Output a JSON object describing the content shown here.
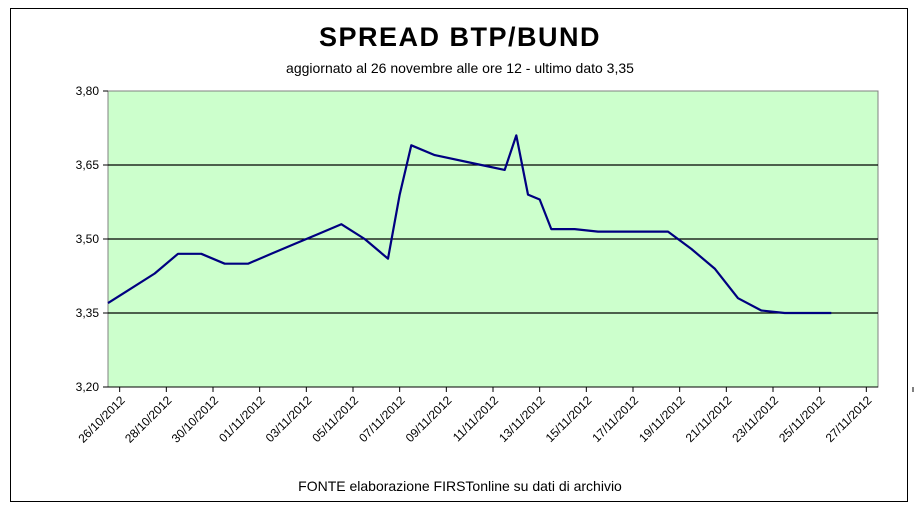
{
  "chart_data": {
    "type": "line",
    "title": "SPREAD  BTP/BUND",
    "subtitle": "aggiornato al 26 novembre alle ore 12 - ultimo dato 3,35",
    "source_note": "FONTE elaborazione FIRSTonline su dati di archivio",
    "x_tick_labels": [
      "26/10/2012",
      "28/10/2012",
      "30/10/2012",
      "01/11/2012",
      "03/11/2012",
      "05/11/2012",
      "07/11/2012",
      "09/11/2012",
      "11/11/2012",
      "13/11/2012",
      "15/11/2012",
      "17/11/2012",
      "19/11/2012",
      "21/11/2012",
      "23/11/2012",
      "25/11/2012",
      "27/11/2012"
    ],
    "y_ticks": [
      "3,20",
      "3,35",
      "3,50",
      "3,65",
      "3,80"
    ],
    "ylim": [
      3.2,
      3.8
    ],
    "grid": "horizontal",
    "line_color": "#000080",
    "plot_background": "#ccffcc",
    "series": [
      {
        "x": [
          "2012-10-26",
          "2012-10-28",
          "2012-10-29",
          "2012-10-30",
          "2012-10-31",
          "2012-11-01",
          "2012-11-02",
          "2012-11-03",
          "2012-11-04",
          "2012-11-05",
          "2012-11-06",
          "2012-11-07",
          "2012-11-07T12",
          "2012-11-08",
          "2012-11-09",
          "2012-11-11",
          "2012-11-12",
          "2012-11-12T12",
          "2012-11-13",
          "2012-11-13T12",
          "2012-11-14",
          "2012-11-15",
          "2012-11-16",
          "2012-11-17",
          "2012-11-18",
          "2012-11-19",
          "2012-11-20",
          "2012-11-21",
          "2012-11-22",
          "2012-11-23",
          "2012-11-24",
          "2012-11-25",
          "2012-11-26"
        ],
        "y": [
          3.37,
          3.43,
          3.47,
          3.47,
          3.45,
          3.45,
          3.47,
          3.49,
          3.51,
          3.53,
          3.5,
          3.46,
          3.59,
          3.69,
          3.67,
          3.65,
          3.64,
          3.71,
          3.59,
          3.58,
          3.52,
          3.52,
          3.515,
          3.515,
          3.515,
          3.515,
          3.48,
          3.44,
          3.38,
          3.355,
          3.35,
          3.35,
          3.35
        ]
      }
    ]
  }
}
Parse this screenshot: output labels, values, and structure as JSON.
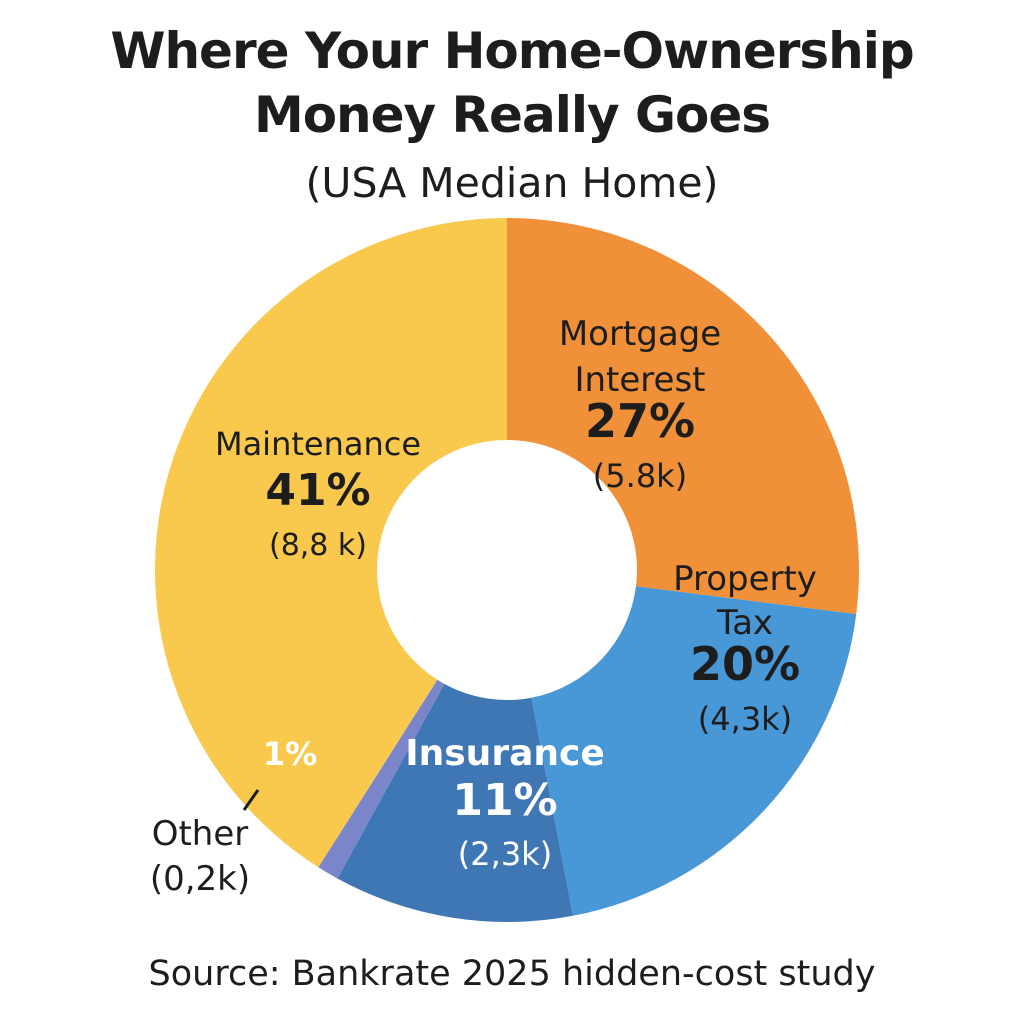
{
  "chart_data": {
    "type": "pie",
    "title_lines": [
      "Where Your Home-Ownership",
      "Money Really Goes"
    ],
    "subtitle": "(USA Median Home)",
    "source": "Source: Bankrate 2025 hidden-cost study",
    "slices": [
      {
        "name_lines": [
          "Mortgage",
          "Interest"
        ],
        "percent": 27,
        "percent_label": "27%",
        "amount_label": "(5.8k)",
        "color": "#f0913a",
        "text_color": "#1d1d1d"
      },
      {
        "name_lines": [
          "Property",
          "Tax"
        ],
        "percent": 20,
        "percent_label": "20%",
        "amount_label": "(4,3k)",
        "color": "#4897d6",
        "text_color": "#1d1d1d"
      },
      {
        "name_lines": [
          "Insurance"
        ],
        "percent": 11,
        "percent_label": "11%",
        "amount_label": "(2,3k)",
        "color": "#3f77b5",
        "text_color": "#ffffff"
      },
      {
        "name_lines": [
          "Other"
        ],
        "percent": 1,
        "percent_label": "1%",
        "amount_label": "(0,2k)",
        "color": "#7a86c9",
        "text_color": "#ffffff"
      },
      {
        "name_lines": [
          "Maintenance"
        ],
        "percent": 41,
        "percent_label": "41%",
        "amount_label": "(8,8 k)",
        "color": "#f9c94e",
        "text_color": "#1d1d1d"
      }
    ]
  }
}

****************

Exercise: Exactly the lines from the line with "Parse this screenshot: output" through the last line of the listing, both included, should be extracted, and the pictures left behind.

Task output:
Parse this screenshot: output labels, values, and structure as JSON.
{
  "chart_data": {
    "type": "pie",
    "title_lines": [
      "Where Your Home-Ownership",
      "Money Really Goes"
    ],
    "subtitle": "(USA Median Home)",
    "source": "Source: Bankrate 2025 hidden-cost study",
    "slices": [
      {
        "name_lines": [
          "Mortgage",
          "Interest"
        ],
        "percent": 27,
        "percent_label": "27%",
        "amount_label": "(5.8k)",
        "color": "#f0913a",
        "text_color": "#1d1d1d"
      },
      {
        "name_lines": [
          "Property",
          "Tax"
        ],
        "percent": 20,
        "percent_label": "20%",
        "amount_label": "(4,3k)",
        "color": "#4897d6",
        "text_color": "#1d1d1d"
      },
      {
        "name_lines": [
          "Insurance"
        ],
        "percent": 11,
        "percent_label": "11%",
        "amount_label": "(2,3k)",
        "color": "#3f77b5",
        "text_color": "#ffffff"
      },
      {
        "name_lines": [
          "Other"
        ],
        "percent": 1,
        "percent_label": "1%",
        "amount_label": "(0,2k)",
        "color": "#7a86c9",
        "text_color": "#ffffff"
      },
      {
        "name_lines": [
          "Maintenance"
        ],
        "percent": 41,
        "percent_label": "41%",
        "amount_label": "(8,8 k)",
        "color": "#f9c94e",
        "text_color": "#1d1d1d"
      }
    ]
  }
}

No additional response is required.